Instructions to follow -
Put each line of the rows below into a JSON list of strings, one string per line, and leave out any blank lines.

Element placement data -
_ _ _ _ _ _ _

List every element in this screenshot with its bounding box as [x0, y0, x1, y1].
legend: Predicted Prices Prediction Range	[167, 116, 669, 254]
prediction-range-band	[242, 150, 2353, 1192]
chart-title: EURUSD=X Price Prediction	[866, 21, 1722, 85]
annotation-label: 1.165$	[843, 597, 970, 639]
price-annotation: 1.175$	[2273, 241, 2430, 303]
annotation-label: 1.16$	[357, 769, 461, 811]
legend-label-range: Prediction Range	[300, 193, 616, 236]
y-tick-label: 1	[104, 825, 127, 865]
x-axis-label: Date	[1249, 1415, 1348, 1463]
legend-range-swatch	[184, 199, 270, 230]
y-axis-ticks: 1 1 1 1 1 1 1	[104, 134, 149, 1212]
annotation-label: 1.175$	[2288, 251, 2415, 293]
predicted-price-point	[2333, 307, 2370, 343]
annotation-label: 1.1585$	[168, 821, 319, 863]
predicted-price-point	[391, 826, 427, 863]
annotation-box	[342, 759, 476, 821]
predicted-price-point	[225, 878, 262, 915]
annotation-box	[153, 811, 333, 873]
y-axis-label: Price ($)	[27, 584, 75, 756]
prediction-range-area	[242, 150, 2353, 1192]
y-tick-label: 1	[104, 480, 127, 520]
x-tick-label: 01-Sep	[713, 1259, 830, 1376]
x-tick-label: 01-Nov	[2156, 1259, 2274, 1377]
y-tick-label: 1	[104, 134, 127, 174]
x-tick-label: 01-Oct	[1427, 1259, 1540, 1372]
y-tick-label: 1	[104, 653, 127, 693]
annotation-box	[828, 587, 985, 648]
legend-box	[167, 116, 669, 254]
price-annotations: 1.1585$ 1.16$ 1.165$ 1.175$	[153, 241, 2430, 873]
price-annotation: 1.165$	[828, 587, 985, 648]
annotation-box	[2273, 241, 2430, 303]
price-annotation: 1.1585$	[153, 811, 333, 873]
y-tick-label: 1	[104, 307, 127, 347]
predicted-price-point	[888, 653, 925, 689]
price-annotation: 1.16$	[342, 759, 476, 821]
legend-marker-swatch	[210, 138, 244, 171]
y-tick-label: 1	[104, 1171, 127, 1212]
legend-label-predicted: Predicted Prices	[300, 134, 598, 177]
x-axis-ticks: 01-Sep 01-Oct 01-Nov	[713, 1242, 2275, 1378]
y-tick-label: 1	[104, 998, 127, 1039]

_ _ _ _ _ _ _

Answer below -
[
  "List every element in this screenshot with its bounding box as [x0, y0, x1, y1].",
  "legend: Predicted Prices Prediction Range\t[167, 116, 669, 254]",
  "prediction-range-band\t[242, 150, 2353, 1192]",
  "chart-title: EURUSD=X Price Prediction\t[866, 21, 1722, 85]",
  "annotation-label: 1.165$\t[843, 597, 970, 639]",
  "price-annotation: 1.175$\t[2273, 241, 2430, 303]",
  "annotation-label: 1.16$\t[357, 769, 461, 811]",
  "legend-label-range: Prediction Range\t[300, 193, 616, 236]",
  "y-tick-label: 1\t[104, 825, 127, 865]",
  "x-axis-label: Date\t[1249, 1415, 1348, 1463]",
  "legend-range-swatch\t[184, 199, 270, 230]",
  "y-axis-ticks: 1 1 1 1 1 1 1\t[104, 134, 149, 1212]",
  "annotation-label: 1.175$\t[2288, 251, 2415, 293]",
  "predicted-price-point\t[2333, 307, 2370, 343]",
  "annotation-label: 1.1585$\t[168, 821, 319, 863]",
  "predicted-price-point\t[391, 826, 427, 863]",
  "annotation-box\t[342, 759, 476, 821]",
  "predicted-price-point\t[225, 878, 262, 915]",
  "annotation-box\t[153, 811, 333, 873]",
  "y-axis-label: Price ($)\t[27, 584, 75, 756]",
  "prediction-range-area\t[242, 150, 2353, 1192]",
  "y-tick-label: 1\t[104, 480, 127, 520]",
  "x-tick-label: 01-Sep\t[713, 1259, 830, 1376]",
  "x-tick-label: 01-Nov\t[2156, 1259, 2274, 1377]",
  "y-tick-label: 1\t[104, 134, 127, 174]",
  "x-tick-label: 01-Oct\t[1427, 1259, 1540, 1372]",
  "y-tick-label: 1\t[104, 653, 127, 693]",
  "annotation-box\t[828, 587, 985, 648]",
  "legend-box\t[167, 116, 669, 254]",
  "price-annotations: 1.1585$ 1.16$ 1.165$ 1.175$\t[153, 241, 2430, 873]",
  "price-annotation: 1.165$\t[828, 587, 985, 648]",
  "annotation-box\t[2273, 241, 2430, 303]",
  "price-annotation: 1.1585$\t[153, 811, 333, 873]",
  "y-tick-label: 1\t[104, 307, 127, 347]",
  "predicted-price-point\t[888, 653, 925, 689]",
  "price-annotation: 1.16$\t[342, 759, 476, 821]",
  "legend-marker-swatch\t[210, 138, 244, 171]",
  "y-tick-label: 1\t[104, 1171, 127, 1212]",
  "legend-label-predicted: Predicted Prices\t[300, 134, 598, 177]",
  "x-axis-ticks: 01-Sep 01-Oct 01-Nov\t[713, 1242, 2275, 1378]",
  "y-tick-label: 1\t[104, 998, 127, 1039]"
]